**To be done**
Copy all of the data below word for word, leaving out the pictures.

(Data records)
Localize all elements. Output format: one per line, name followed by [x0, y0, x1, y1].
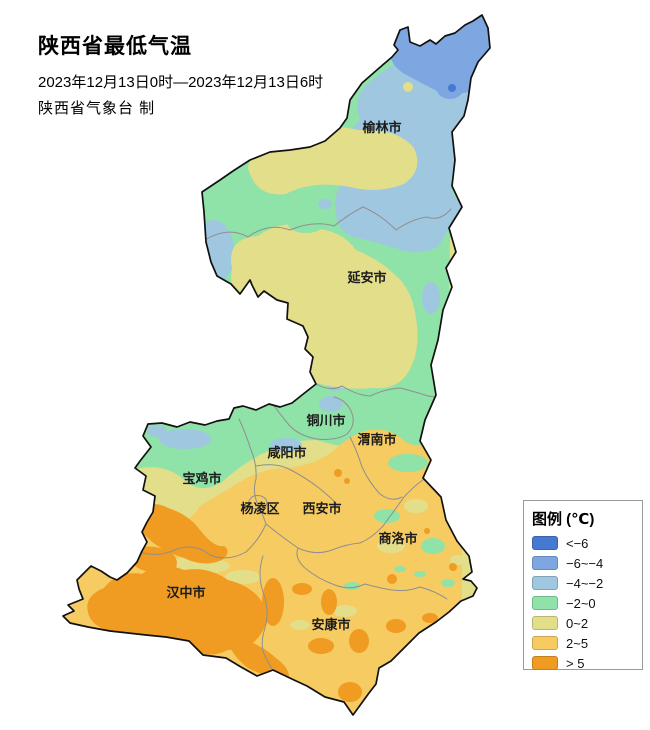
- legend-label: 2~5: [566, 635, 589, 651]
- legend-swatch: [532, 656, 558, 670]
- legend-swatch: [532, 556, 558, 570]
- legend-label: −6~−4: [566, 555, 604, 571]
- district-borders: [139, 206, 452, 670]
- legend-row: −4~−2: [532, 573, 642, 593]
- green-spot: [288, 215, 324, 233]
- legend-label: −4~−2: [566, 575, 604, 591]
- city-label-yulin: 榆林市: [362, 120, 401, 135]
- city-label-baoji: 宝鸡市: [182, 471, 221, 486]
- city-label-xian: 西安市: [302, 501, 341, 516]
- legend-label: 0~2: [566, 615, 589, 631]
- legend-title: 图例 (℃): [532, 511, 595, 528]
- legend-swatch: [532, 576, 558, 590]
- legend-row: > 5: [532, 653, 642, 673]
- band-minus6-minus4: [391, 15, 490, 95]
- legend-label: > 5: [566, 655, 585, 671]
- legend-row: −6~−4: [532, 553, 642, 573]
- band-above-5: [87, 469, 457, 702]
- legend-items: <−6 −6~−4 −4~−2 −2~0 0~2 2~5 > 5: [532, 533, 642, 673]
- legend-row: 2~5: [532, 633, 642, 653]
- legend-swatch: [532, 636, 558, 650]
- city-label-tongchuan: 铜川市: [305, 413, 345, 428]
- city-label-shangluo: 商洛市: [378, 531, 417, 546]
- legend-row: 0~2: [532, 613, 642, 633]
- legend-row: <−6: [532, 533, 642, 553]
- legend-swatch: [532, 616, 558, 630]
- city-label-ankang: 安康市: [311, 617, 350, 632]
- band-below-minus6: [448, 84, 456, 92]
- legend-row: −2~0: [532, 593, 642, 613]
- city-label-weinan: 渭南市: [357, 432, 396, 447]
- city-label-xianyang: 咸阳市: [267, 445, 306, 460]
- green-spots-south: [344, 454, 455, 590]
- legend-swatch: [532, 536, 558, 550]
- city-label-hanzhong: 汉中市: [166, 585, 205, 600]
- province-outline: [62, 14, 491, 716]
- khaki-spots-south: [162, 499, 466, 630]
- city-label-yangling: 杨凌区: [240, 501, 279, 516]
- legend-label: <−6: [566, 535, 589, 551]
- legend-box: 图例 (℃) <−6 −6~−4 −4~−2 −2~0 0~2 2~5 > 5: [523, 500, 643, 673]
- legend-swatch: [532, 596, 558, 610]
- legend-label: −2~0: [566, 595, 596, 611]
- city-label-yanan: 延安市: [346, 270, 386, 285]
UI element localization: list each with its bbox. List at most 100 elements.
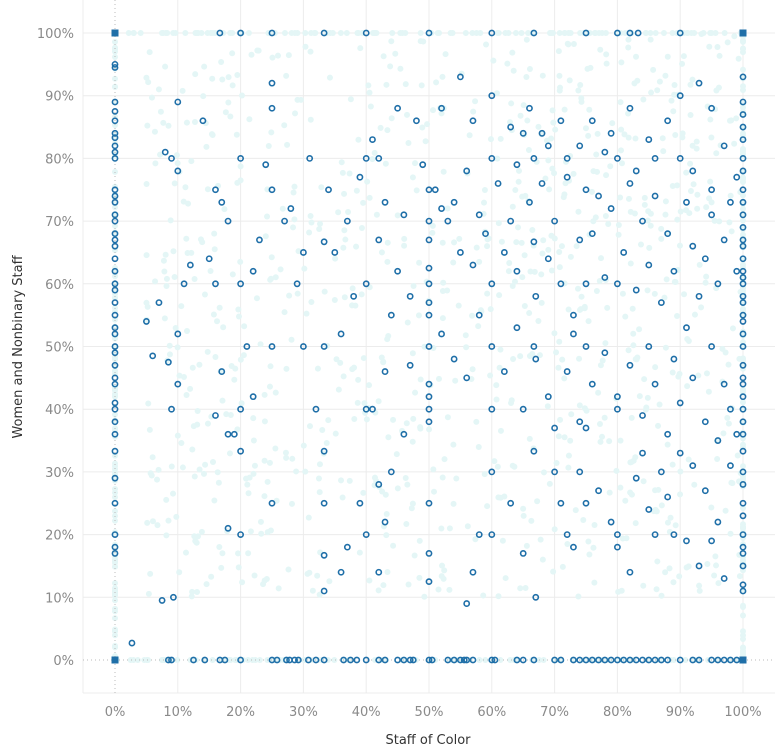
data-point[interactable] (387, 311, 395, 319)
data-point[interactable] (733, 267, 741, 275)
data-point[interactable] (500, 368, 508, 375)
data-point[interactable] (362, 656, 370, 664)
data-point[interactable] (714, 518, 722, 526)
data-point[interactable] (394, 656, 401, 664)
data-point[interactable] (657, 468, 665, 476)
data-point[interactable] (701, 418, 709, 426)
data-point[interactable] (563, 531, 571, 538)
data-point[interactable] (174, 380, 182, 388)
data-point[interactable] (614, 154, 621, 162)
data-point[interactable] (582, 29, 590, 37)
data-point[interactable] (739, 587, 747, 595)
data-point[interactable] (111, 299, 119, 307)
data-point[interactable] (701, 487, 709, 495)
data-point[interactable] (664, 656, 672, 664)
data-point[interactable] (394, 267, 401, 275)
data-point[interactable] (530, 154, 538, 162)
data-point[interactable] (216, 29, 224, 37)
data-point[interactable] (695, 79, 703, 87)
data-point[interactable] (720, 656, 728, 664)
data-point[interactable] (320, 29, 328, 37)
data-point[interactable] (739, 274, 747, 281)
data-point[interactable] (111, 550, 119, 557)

**Exercise output**
Localize all elements. Output format: one per line, name followed by [x0, y0, x1, y1].
- legend-label: 2~5: [566, 635, 589, 651]
- legend-swatch: [532, 656, 558, 670]
- legend-swatch: [532, 556, 558, 570]
- legend-label: −6~−4: [566, 555, 604, 571]
- district-borders: [139, 206, 452, 670]
- legend-row: −4~−2: [532, 573, 642, 593]
- green-spot: [288, 215, 324, 233]
- legend-label: −4~−2: [566, 575, 604, 591]
- city-label-yulin: 榆林市: [362, 120, 401, 135]
- city-label-baoji: 宝鸡市: [182, 471, 221, 486]
- city-label-xian: 西安市: [302, 501, 341, 516]
- legend-label: 0~2: [566, 615, 589, 631]
- legend-title: 图例 (℃): [532, 511, 595, 528]
- legend-swatch: [532, 576, 558, 590]
- legend-row: > 5: [532, 653, 642, 673]
- band-minus6-minus4: [391, 15, 490, 95]
- legend-label: > 5: [566, 655, 585, 671]
- legend-row: −6~−4: [532, 553, 642, 573]
- band-above-5: [87, 469, 457, 702]
- legend-items: <−6 −6~−4 −4~−2 −2~0 0~2 2~5 > 5: [532, 533, 642, 673]
- legend-row: 2~5: [532, 633, 642, 653]
- legend-swatch: [532, 636, 558, 650]
- city-label-tongchuan: 铜川市: [305, 413, 345, 428]
- city-label-shangluo: 商洛市: [378, 531, 417, 546]
- legend-row: 0~2: [532, 613, 642, 633]
- legend-row: <−6: [532, 533, 642, 553]
- legend-swatch: [532, 616, 558, 630]
- city-label-ankang: 安康市: [311, 617, 350, 632]
- band-below-minus6: [448, 84, 456, 92]
- legend-row: −2~0: [532, 593, 642, 613]
- city-label-weinan: 渭南市: [357, 432, 396, 447]
- city-label-xianyang: 咸阳市: [267, 445, 306, 460]
- green-spots-south: [344, 454, 455, 590]
- legend-swatch: [532, 536, 558, 550]
- city-label-hanzhong: 汉中市: [166, 585, 205, 600]
- province-outline: [62, 14, 491, 716]
- khaki-spots-south: [162, 499, 466, 630]
- city-label-yangling: 杨凌区: [240, 501, 279, 516]
- legend-label: <−6: [566, 535, 589, 551]
- legend-box: 图例 (℃) <−6 −6~−4 −4~−2 −2~0 0~2 2~5 > 5: [523, 500, 643, 673]
- legend-swatch: [532, 596, 558, 610]
- legend-label: −2~0: [566, 595, 596, 611]
- city-label-yanan: 延安市: [346, 270, 386, 285]
UI element localization: list each with its bbox. List at most 100 elements.
data-point[interactable] (387, 311, 395, 319)
data-point[interactable] (733, 267, 741, 275)
data-point[interactable] (500, 368, 508, 375)
data-point[interactable] (362, 656, 370, 664)
data-point[interactable] (714, 518, 722, 526)
data-point[interactable] (394, 656, 401, 664)
data-point[interactable] (657, 468, 665, 476)
data-point[interactable] (701, 418, 709, 426)
data-point[interactable] (563, 531, 571, 538)
data-point[interactable] (174, 380, 182, 388)
data-point[interactable] (614, 154, 621, 162)
data-point[interactable] (582, 29, 590, 37)
data-point[interactable] (739, 587, 747, 595)
data-point[interactable] (111, 299, 119, 307)
data-point[interactable] (701, 487, 709, 495)
data-point[interactable] (664, 656, 672, 664)
data-point[interactable] (394, 267, 401, 275)
data-point[interactable] (530, 154, 538, 162)
data-point[interactable] (216, 29, 224, 37)
data-point[interactable] (695, 79, 703, 87)
data-point[interactable] (720, 656, 728, 664)
data-point[interactable] (320, 29, 328, 37)
data-point[interactable] (739, 274, 747, 281)
data-point[interactable] (111, 550, 119, 557)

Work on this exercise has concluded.